╭─ Input

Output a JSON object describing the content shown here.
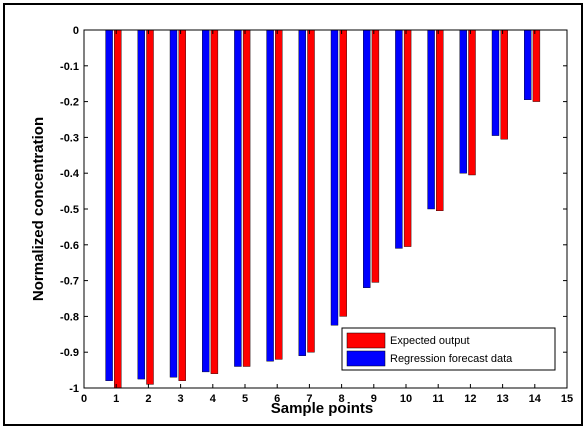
{
  "chart_data": {
    "type": "bar",
    "title": "",
    "xlabel": "Sample points",
    "ylabel": "Normalized concentration",
    "xlim": [
      0,
      15
    ],
    "ylim": [
      -1,
      0
    ],
    "x_ticks": [
      "0",
      "1",
      "2",
      "3",
      "4",
      "5",
      "6",
      "7",
      "8",
      "9",
      "10",
      "11",
      "12",
      "13",
      "14",
      "15"
    ],
    "y_ticks": [
      "0",
      "-0.1",
      "-0.2",
      "-0.3",
      "-0.4",
      "-0.5",
      "-0.6",
      "-0.7",
      "-0.8",
      "-0.9",
      "-1"
    ],
    "categories": [
      1,
      2,
      3,
      4,
      5,
      6,
      7,
      8,
      9,
      10,
      11,
      12,
      13,
      14
    ],
    "grid": false,
    "legend_position": "bottom-right",
    "series": [
      {
        "name": "Regression forecast data",
        "color": "#0000ff",
        "values": [
          -0.98,
          -0.975,
          -0.97,
          -0.955,
          -0.94,
          -0.925,
          -0.91,
          -0.825,
          -0.72,
          -0.61,
          -0.5,
          -0.4,
          -0.295,
          -0.195
        ]
      },
      {
        "name": "Expected output",
        "color": "#ff0000",
        "values": [
          -1.0,
          -0.99,
          -0.98,
          -0.96,
          -0.94,
          -0.92,
          -0.9,
          -0.8,
          -0.705,
          -0.605,
          -0.505,
          -0.405,
          -0.305,
          -0.2
        ]
      }
    ]
  }
}
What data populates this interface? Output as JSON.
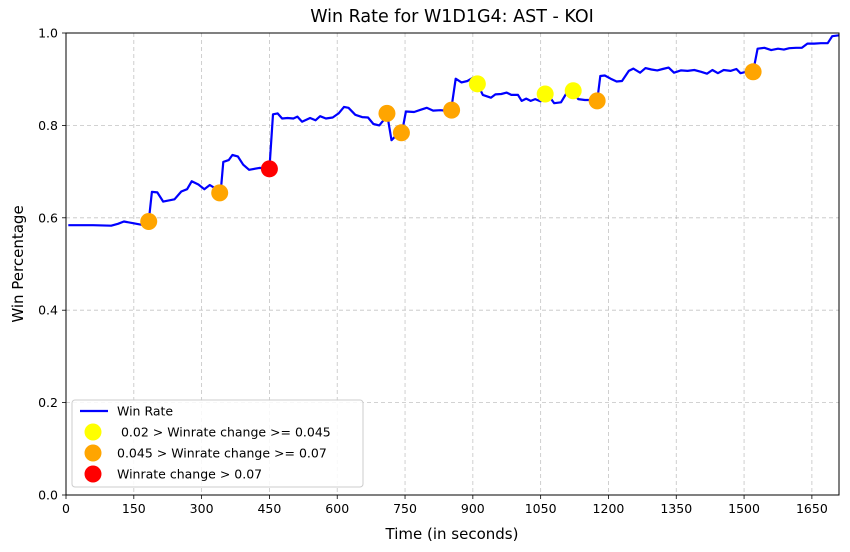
{
  "chart_data": {
    "type": "line",
    "title": "Win Rate for W1D1G4: AST - KOI",
    "xlabel": "Time (in seconds)",
    "ylabel": "Win Percentage",
    "xlim": [
      0,
      1710
    ],
    "ylim": [
      0.0,
      1.0
    ],
    "xticks": [
      0,
      150,
      300,
      450,
      600,
      750,
      900,
      1050,
      1200,
      1350,
      1500,
      1650
    ],
    "yticks": [
      0.0,
      0.2,
      0.4,
      0.6,
      0.8,
      1.0
    ],
    "grid": true,
    "legend_position": "lower-left",
    "series": [
      {
        "name": "Win Rate",
        "color": "#0000ff",
        "points": [
          [
            5,
            0.584
          ],
          [
            60,
            0.584
          ],
          [
            100,
            0.583
          ],
          [
            115,
            0.587
          ],
          [
            128,
            0.592
          ],
          [
            150,
            0.588
          ],
          [
            178,
            0.583
          ],
          [
            183,
            0.592
          ],
          [
            190,
            0.656
          ],
          [
            202,
            0.655
          ],
          [
            215,
            0.635
          ],
          [
            240,
            0.64
          ],
          [
            255,
            0.657
          ],
          [
            268,
            0.662
          ],
          [
            278,
            0.679
          ],
          [
            293,
            0.672
          ],
          [
            306,
            0.662
          ],
          [
            318,
            0.671
          ],
          [
            328,
            0.665
          ],
          [
            342,
            0.654
          ],
          [
            348,
            0.721
          ],
          [
            360,
            0.725
          ],
          [
            368,
            0.736
          ],
          [
            380,
            0.733
          ],
          [
            392,
            0.715
          ],
          [
            405,
            0.704
          ],
          [
            428,
            0.708
          ],
          [
            450,
            0.706
          ],
          [
            458,
            0.824
          ],
          [
            468,
            0.826
          ],
          [
            478,
            0.815
          ],
          [
            490,
            0.816
          ],
          [
            503,
            0.815
          ],
          [
            512,
            0.819
          ],
          [
            522,
            0.808
          ],
          [
            540,
            0.816
          ],
          [
            552,
            0.811
          ],
          [
            562,
            0.82
          ],
          [
            575,
            0.815
          ],
          [
            590,
            0.817
          ],
          [
            603,
            0.826
          ],
          [
            615,
            0.84
          ],
          [
            625,
            0.838
          ],
          [
            640,
            0.823
          ],
          [
            655,
            0.818
          ],
          [
            668,
            0.817
          ],
          [
            680,
            0.803
          ],
          [
            693,
            0.8
          ],
          [
            703,
            0.812
          ],
          [
            710,
            0.826
          ],
          [
            720,
            0.768
          ],
          [
            730,
            0.778
          ],
          [
            743,
            0.784
          ],
          [
            752,
            0.83
          ],
          [
            770,
            0.829
          ],
          [
            785,
            0.834
          ],
          [
            798,
            0.838
          ],
          [
            812,
            0.832
          ],
          [
            828,
            0.833
          ],
          [
            840,
            0.832
          ],
          [
            852,
            0.833
          ],
          [
            862,
            0.901
          ],
          [
            875,
            0.893
          ],
          [
            888,
            0.896
          ],
          [
            900,
            0.903
          ],
          [
            910,
            0.89
          ],
          [
            922,
            0.866
          ],
          [
            940,
            0.86
          ],
          [
            950,
            0.867
          ],
          [
            963,
            0.868
          ],
          [
            975,
            0.871
          ],
          [
            985,
            0.866
          ],
          [
            1000,
            0.866
          ],
          [
            1008,
            0.853
          ],
          [
            1018,
            0.858
          ],
          [
            1028,
            0.853
          ],
          [
            1038,
            0.857
          ],
          [
            1050,
            0.852
          ],
          [
            1065,
            0.868
          ],
          [
            1080,
            0.848
          ],
          [
            1095,
            0.85
          ],
          [
            1106,
            0.868
          ],
          [
            1120,
            0.875
          ],
          [
            1133,
            0.857
          ],
          [
            1148,
            0.855
          ],
          [
            1162,
            0.855
          ],
          [
            1175,
            0.853
          ],
          [
            1182,
            0.907
          ],
          [
            1192,
            0.908
          ],
          [
            1205,
            0.901
          ],
          [
            1218,
            0.895
          ],
          [
            1230,
            0.896
          ],
          [
            1245,
            0.918
          ],
          [
            1255,
            0.923
          ],
          [
            1270,
            0.914
          ],
          [
            1282,
            0.924
          ],
          [
            1295,
            0.921
          ],
          [
            1308,
            0.919
          ],
          [
            1320,
            0.922
          ],
          [
            1333,
            0.925
          ],
          [
            1345,
            0.914
          ],
          [
            1360,
            0.919
          ],
          [
            1375,
            0.918
          ],
          [
            1390,
            0.92
          ],
          [
            1405,
            0.916
          ],
          [
            1418,
            0.912
          ],
          [
            1430,
            0.92
          ],
          [
            1442,
            0.913
          ],
          [
            1455,
            0.92
          ],
          [
            1470,
            0.918
          ],
          [
            1483,
            0.922
          ],
          [
            1492,
            0.913
          ],
          [
            1505,
            0.916
          ],
          [
            1520,
            0.916
          ],
          [
            1530,
            0.966
          ],
          [
            1545,
            0.968
          ],
          [
            1560,
            0.963
          ],
          [
            1575,
            0.966
          ],
          [
            1588,
            0.964
          ],
          [
            1600,
            0.967
          ],
          [
            1615,
            0.968
          ],
          [
            1628,
            0.968
          ],
          [
            1640,
            0.977
          ],
          [
            1655,
            0.977
          ],
          [
            1670,
            0.978
          ],
          [
            1685,
            0.978
          ],
          [
            1695,
            0.993
          ],
          [
            1710,
            0.995
          ]
        ]
      }
    ],
    "markers": [
      {
        "name": " 0.02 > Winrate change >= 0.045",
        "color": "#ffff00",
        "points": [
          [
            910,
            0.89
          ],
          [
            1060,
            0.868
          ],
          [
            1122,
            0.875
          ]
        ]
      },
      {
        "name": "0.045 > Winrate change >= 0.07",
        "color": "#ffa500",
        "points": [
          [
            183,
            0.592
          ],
          [
            340,
            0.654
          ],
          [
            710,
            0.826
          ],
          [
            742,
            0.784
          ],
          [
            853,
            0.833
          ],
          [
            1175,
            0.853
          ],
          [
            1520,
            0.916
          ]
        ]
      },
      {
        "name": "Winrate change > 0.07",
        "color": "#ff0000",
        "points": [
          [
            450,
            0.706
          ]
        ]
      }
    ]
  }
}
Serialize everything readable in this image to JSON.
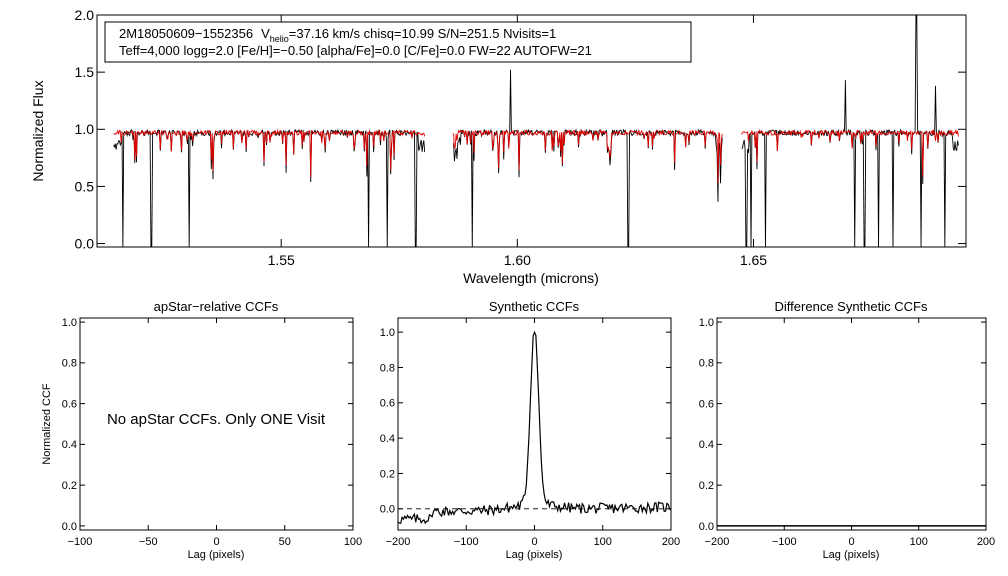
{
  "chart_data": [
    {
      "type": "line",
      "id": "spectrum",
      "annotation_line1": {
        "star": "2M18050609−1552356",
        "v_prefix": "V",
        "v_sub": "helio",
        "v_rest": "=37.16 km/s  chisq=10.99  S/N=251.5  Nvisits=1"
      },
      "annotation_line2": "Teff=4,000 logg=2.0 [Fe/H]=−0.50 [alpha/Fe]=0.0 [C/Fe]=0.0 FW=22 AUTOFW=21",
      "xlabel": "Wavelength (microns)",
      "ylabel": "Normalized Flux",
      "xlim": [
        1.511,
        1.695
      ],
      "ylim": [
        -0.03,
        2.0
      ],
      "xticks": [
        1.55,
        1.6,
        1.65
      ],
      "xtick_labels": [
        "1.55",
        "1.60",
        "1.65"
      ],
      "yticks": [
        0.0,
        0.5,
        1.0,
        1.5,
        2.0
      ],
      "ytick_labels": [
        "0.0",
        "0.5",
        "1.0",
        "1.5",
        "2.0"
      ],
      "chips": [
        [
          1.5145,
          1.5805
        ],
        [
          1.5865,
          1.6435
        ],
        [
          1.6475,
          1.6935
        ]
      ],
      "continuum": 0.97,
      "deep_lines": [
        1.5165,
        1.5225,
        1.5305,
        1.5685,
        1.5725,
        1.5785,
        1.5805,
        1.5905,
        1.6235,
        1.6485,
        1.6495,
        1.6525,
        1.6715,
        1.6735,
        1.6765,
        1.6795,
        1.6855,
        1.6905
      ],
      "emission_spikes": [
        [
          1.5985,
          1.52
        ],
        [
          1.6695,
          1.43
        ],
        [
          1.6845,
          2.0
        ],
        [
          1.6885,
          1.38
        ]
      ],
      "series": [
        {
          "color": "#000000"
        },
        {
          "color": "#e00000"
        }
      ]
    },
    {
      "type": "line",
      "id": "apstar-ccf",
      "title": "apStar−relative CCFs",
      "xlabel": "Lag (pixels)",
      "ylabel": "Normalized CCF",
      "xlim": [
        -100,
        100
      ],
      "ylim": [
        -0.02,
        1.02
      ],
      "xticks": [
        -100,
        -50,
        0,
        50,
        100
      ],
      "xtick_labels": [
        "−100",
        "−50",
        "0",
        "50",
        "100"
      ],
      "yticks": [
        0.0,
        0.2,
        0.4,
        0.6,
        0.8,
        1.0
      ],
      "ytick_labels": [
        "0.0",
        "0.2",
        "0.4",
        "0.6",
        "0.8",
        "1.0"
      ],
      "message": "No apStar CCFs.  Only ONE Visit"
    },
    {
      "type": "line",
      "id": "synthetic-ccf",
      "title": "Synthetic CCFs",
      "xlabel": "Lag (pixels)",
      "xlim": [
        -200,
        200
      ],
      "ylim": [
        -0.12,
        1.08
      ],
      "xticks": [
        -200,
        -100,
        0,
        100,
        200
      ],
      "xtick_labels": [
        "−200",
        "−100",
        "0",
        "100",
        "200"
      ],
      "yticks": [
        0.0,
        0.2,
        0.4,
        0.6,
        0.8,
        1.0
      ],
      "ytick_labels": [
        "0.0",
        "0.2",
        "0.4",
        "0.6",
        "0.8",
        "1.0"
      ],
      "zero_line": true,
      "peak": {
        "x": 0,
        "y": 1.0,
        "width": 6
      }
    },
    {
      "type": "line",
      "id": "difference-ccf",
      "title": "Difference Synthetic CCFs",
      "xlabel": "Lag (pixels)",
      "xlim": [
        -200,
        200
      ],
      "ylim": [
        -0.02,
        1.02
      ],
      "xticks": [
        -200,
        -100,
        0,
        100,
        200
      ],
      "xtick_labels": [
        "−200",
        "−100",
        "0",
        "100",
        "200"
      ],
      "yticks": [
        0.0,
        0.2,
        0.4,
        0.6,
        0.8,
        1.0
      ],
      "ytick_labels": [
        "0.0",
        "0.2",
        "0.4",
        "0.6",
        "0.8",
        "1.0"
      ],
      "baseline": 0.0
    }
  ]
}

╰─

== What is needed ==
In the records, locate each line holding the string "change" and copy it.

== Written answer ==
        "name": " 0.02 > Winrate change >= 0.045",
        "name": "0.045 > Winrate change >= 0.07",
        "name": "Winrate change > 0.07",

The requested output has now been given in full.